> [Short exercise] Give every entry again, word for word.

> [Recorded data]
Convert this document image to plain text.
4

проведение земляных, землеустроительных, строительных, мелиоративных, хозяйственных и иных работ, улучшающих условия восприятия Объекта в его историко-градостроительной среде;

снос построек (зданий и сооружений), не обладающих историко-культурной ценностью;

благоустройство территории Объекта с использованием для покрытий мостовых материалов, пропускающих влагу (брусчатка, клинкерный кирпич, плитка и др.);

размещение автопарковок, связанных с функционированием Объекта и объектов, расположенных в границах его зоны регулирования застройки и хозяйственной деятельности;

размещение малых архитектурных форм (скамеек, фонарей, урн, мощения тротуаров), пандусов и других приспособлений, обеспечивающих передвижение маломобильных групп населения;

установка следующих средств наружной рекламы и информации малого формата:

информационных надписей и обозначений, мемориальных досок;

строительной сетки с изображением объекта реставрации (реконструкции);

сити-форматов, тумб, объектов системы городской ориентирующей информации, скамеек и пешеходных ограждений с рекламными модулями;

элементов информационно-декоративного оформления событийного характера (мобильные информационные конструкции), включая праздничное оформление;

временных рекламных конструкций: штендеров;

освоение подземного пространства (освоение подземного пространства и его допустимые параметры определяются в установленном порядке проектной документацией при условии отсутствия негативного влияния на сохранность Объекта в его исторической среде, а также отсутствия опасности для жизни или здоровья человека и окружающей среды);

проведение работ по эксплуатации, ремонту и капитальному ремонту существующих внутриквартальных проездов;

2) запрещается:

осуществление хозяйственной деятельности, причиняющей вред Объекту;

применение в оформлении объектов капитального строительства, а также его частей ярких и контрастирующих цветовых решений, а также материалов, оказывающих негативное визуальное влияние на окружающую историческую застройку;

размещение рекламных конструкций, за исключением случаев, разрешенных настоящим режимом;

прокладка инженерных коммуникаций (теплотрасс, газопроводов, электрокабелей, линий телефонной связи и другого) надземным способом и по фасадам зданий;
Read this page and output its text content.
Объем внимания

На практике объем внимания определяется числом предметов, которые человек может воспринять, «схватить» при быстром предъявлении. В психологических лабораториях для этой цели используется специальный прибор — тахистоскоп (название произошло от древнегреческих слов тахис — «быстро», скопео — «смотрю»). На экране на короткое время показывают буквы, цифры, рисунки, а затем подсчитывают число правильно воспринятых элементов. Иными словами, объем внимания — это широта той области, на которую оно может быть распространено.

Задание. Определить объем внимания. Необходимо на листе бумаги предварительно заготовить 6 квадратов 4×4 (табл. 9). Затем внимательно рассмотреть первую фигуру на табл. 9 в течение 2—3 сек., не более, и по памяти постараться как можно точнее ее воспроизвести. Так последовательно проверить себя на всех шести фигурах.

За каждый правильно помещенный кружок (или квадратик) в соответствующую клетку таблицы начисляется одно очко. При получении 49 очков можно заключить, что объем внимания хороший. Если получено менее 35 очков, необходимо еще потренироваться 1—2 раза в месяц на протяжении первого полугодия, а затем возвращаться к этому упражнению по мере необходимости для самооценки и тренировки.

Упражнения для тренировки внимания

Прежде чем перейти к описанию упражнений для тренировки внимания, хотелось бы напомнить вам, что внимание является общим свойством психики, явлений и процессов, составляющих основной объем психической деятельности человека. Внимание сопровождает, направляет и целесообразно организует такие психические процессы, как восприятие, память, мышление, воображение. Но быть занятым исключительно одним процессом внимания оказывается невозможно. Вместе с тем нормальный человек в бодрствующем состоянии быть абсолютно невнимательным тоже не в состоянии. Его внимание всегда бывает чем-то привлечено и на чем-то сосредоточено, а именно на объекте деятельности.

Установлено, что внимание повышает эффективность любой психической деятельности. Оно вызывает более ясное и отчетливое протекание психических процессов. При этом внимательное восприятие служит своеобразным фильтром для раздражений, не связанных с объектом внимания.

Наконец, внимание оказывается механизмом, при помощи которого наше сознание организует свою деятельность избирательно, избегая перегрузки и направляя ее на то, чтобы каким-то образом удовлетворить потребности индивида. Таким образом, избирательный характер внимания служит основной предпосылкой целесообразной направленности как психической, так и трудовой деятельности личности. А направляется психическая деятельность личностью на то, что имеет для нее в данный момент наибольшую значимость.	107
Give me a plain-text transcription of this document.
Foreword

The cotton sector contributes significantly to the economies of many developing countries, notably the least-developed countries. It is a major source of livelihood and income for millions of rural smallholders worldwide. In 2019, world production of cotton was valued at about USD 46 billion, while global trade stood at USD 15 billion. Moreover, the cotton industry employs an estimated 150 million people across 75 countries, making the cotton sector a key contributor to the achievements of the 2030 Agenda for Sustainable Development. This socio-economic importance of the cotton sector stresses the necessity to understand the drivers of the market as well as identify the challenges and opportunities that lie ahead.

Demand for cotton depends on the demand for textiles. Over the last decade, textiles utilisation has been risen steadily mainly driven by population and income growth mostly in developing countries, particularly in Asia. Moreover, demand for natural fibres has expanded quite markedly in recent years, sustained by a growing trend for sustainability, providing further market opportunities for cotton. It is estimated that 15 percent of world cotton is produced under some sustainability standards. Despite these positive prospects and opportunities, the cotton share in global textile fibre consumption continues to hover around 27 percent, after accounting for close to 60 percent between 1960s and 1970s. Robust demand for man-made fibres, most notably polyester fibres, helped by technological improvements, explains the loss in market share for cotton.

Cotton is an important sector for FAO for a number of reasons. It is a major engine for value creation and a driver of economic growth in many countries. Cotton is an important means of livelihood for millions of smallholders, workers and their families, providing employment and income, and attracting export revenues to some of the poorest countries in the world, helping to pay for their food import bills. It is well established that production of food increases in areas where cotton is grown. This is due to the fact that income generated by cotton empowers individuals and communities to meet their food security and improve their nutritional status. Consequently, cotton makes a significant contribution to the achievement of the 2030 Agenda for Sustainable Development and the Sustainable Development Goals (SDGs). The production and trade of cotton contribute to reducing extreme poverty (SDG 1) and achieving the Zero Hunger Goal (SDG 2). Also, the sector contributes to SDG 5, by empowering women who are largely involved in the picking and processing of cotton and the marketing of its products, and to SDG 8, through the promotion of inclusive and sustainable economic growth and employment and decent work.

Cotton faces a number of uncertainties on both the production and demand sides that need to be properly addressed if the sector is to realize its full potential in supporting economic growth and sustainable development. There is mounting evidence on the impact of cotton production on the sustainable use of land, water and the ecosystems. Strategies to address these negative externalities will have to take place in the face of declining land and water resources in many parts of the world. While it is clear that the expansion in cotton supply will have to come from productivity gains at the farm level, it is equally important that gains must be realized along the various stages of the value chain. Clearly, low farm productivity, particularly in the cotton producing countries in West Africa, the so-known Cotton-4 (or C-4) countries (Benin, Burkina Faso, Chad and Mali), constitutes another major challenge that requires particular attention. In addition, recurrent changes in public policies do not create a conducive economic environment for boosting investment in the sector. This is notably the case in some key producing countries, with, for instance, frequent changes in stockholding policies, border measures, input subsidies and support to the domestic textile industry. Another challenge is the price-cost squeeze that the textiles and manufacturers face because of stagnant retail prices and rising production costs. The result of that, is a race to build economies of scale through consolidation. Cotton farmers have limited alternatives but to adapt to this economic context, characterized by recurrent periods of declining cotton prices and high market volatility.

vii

> [Response for this exercise]
Convert this document image to plain text.
4

проведение земляных, землеустроительных, строительных, мелиоративных, хозяйственных и иных работ, улучшающих условия восприятия Объекта в его историко-градостроительной среде;

снос построек (зданий и сооружений), не обладающих историко-культурной ценностью;

благоустройство территории Объекта с использованием для покрытий мостовых материалов, пропускающих влагу (брусчатка, клинкерный кирпич, плитка и др.);

размещение автопарковок, связанных с функционированием Объекта и объектов, расположенных в границах его зоны регулирования застройки и хозяйственной деятельности;

размещение малых архитектурных форм (скамеек, фонарей, урн, мощения тротуаров), пандусов и других приспособлений, обеспечивающих передвижение маломобильных групп населения;

установка следующих средств наружной рекламы и информации малого формата:

информационных надписей и обозначений, мемориальных досок;

строительной сетки с изображением объекта реставрации (реконструкции);

сити-форматов, тумб, объектов системы городской ориентирующей информации, скамеек и пешеходных ограждений с рекламными модулями;

элементов информационно-декоративного оформления событийного характера (мобильные информационные конструкции), включая праздничное оформление;

временных рекламных конструкций: штендеров;

освоение подземного пространства (освоение подземного пространства и его допустимые параметры определяются в установленном порядке проектной документацией при условии отсутствия негативного влияния на сохранность Объекта в его исторической среде, а также отсутствия опасности для жизни или здоровья человека и окружающей среды);

проведение работ по эксплуатации, ремонту и капитальному ремонту существующих внутриквартальных проездов;

2) запрещается:

осуществление хозяйственной деятельности, причиняющей вред Объекту;

применение в оформлении объектов капитального строительства, а также его частей ярких и контрастирующих цветовых решений, а также материалов, оказывающих негативное визуальное влияние на окружающую историческую застройку;

размещение рекламных конструкций, за исключением случаев, разрешенных настоящим режимом;

прокладка инженерных коммуникаций (теплотрасс, газопроводов, электрокабелей, линий телефонной связи и другого) надземным способом и по фасадам зданий;
Read this page and output its text content.
Объем внимания

На практике объем внимания определяется числом предметов, которые человек может воспринять, «схватить» при быстром предъявлении. В психологических лабораториях для этой цели используется специальный прибор — тахистоскоп (название произошло от древнегреческих слов тахис — «быстро», скопео — «смотрю»). На экране на короткое время показывают буквы, цифры, рисунки, а затем подсчитывают число правильно воспринятых элементов. Иными словами, объем внимания — это широта той области, на которую оно может быть распространено.

Задание. Определить объем внимания. Необходимо на листе бумаги предварительно заготовить 6 квадратов 4×4 (табл. 9). Затем внимательно рассмотреть первую фигуру на табл. 9 в течение 2—3 сек., не более, и по памяти постараться как можно точнее ее воспроизвести. Так последовательно проверить себя на всех шести фигурах.

За каждый правильно помещенный кружок (или квадратик) в соответствующую клетку таблицы начисляется одно очко. При получении 49 очков можно заключить, что объем внимания хороший. Если получено менее 35 очков, необходимо еще потренироваться 1—2 раза в месяц на протяжении первого полугодия, а затем возвращаться к этому упражнению по мере необходимости для самооценки и тренировки.

Упражнения для тренировки внимания

Прежде чем перейти к описанию упражнений для тренировки внимания, хотелось бы напомнить вам, что внимание является общим свойством психики, явлений и процессов, составляющих основной объем психической деятельности человека. Внимание сопровождает, направляет и целесообразно организует такие психические процессы, как восприятие, память, мышление, воображение. Но быть занятым исключительно одним процессом внимания оказывается невозможно. Вместе с тем нормальный человек в бодрствующем состоянии быть абсолютно невнимательным тоже не в состоянии. Его внимание всегда бывает чем-то привлечено и на чем-то сосредоточено, а именно на объекте деятельности.

Установлено, что внимание повышает эффективность любой психической деятельности. Оно вызывает более ясное и отчетливое протекание психических процессов. При этом внимательное восприятие служит своеобразным фильтром для раздражений, не связанных с объектом внимания.

Наконец, внимание оказывается механизмом, при помощи которого наше сознание организует свою деятельность избирательно, избегая перегрузки и направляя ее на то, чтобы каким-то образом удовлетворить потребности индивида. Таким образом, избирательный характер внимания служит основной предпосылкой целесообразной направленности как психической, так и трудовой деятельности личности. А направляется психическая деятельность личностью на то, что имеет для нее в данный момент наибольшую значимость.	107
Give me a plain-text transcription of this document.
Foreword

The cotton sector contributes significantly to the economies of many developing countries, notably the least-developed countries. It is a major source of livelihood and income for millions of rural smallholders worldwide. In 2019, world production of cotton was valued at about USD 46 billion, while global trade stood at USD 15 billion. Moreover, the cotton industry employs an estimated 150 million people across 75 countries, making the cotton sector a key contributor to the achievements of the 2030 Agenda for Sustainable Development. This socio-economic importance of the cotton sector stresses the necessity to understand the drivers of the market as well as identify the challenges and opportunities that lie ahead.

Demand for cotton depends on the demand for textiles. Over the last decade, textiles utilisation has been risen steadily mainly driven by population and income growth mostly in developing countries, particularly in Asia. Moreover, demand for natural fibres has expanded quite markedly in recent years, sustained by a growing trend for sustainability, providing further market opportunities for cotton. It is estimated that 15 percent of world cotton is produced under some sustainability standards. Despite these positive prospects and opportunities, the cotton share in global textile fibre consumption continues to hover around 27 percent, after accounting for close to 60 percent between 1960s and 1970s. Robust demand for man-made fibres, most notably polyester fibres, helped by technological improvements, explains the loss in market share for cotton.

Cotton is an important sector for FAO for a number of reasons. It is a major engine for value creation and a driver of economic growth in many countries. Cotton is an important means of livelihood for millions of smallholders, workers and their families, providing employment and income, and attracting export revenues to some of the poorest countries in the world, helping to pay for their food import bills. It is well established that production of food increases in areas where cotton is grown. This is due to the fact that income generated by cotton empowers individuals and communities to meet their food security and improve their nutritional status. Consequently, cotton makes a significant contribution to the achievement of the 2030 Agenda for Sustainable Development and the Sustainable Development Goals (SDGs). The production and trade of cotton contribute to reducing extreme poverty (SDG 1) and achieving the Zero Hunger Goal (SDG 2). Also, the sector contributes to SDG 5, by empowering women who are largely involved in the picking and processing of cotton and the marketing of its products, and to SDG 8, through the promotion of inclusive and sustainable economic growth and employment and decent work.

Cotton faces a number of uncertainties on both the production and demand sides that need to be properly addressed if the sector is to realize its full potential in supporting economic growth and sustainable development. There is mounting evidence on the impact of cotton production on the sustainable use of land, water and the ecosystems. Strategies to address these negative externalities will have to take place in the face of declining land and water resources in many parts of the world. While it is clear that the expansion in cotton supply will have to come from productivity gains at the farm level, it is equally important that gains must be realized along the various stages of the value chain. Clearly, low farm productivity, particularly in the cotton producing countries in West Africa, the so-known Cotton-4 (or C-4) countries (Benin, Burkina Faso, Chad and Mali), constitutes another major challenge that requires particular attention. In addition, recurrent changes in public policies do not create a conducive economic environment for boosting investment in the sector. This is notably the case in some key producing countries, with, for instance, frequent changes in stockholding policies, border measures, input subsidies and support to the domestic textile industry. Another challenge is the price-cost squeeze that the textiles and manufacturers face because of stagnant retail prices and rising production costs. The result of that, is a race to build economies of scale through consolidation. Cotton farmers have limited alternatives but to adapt to this economic context, characterized by recurrent periods of declining cotton prices and high market volatility.

vii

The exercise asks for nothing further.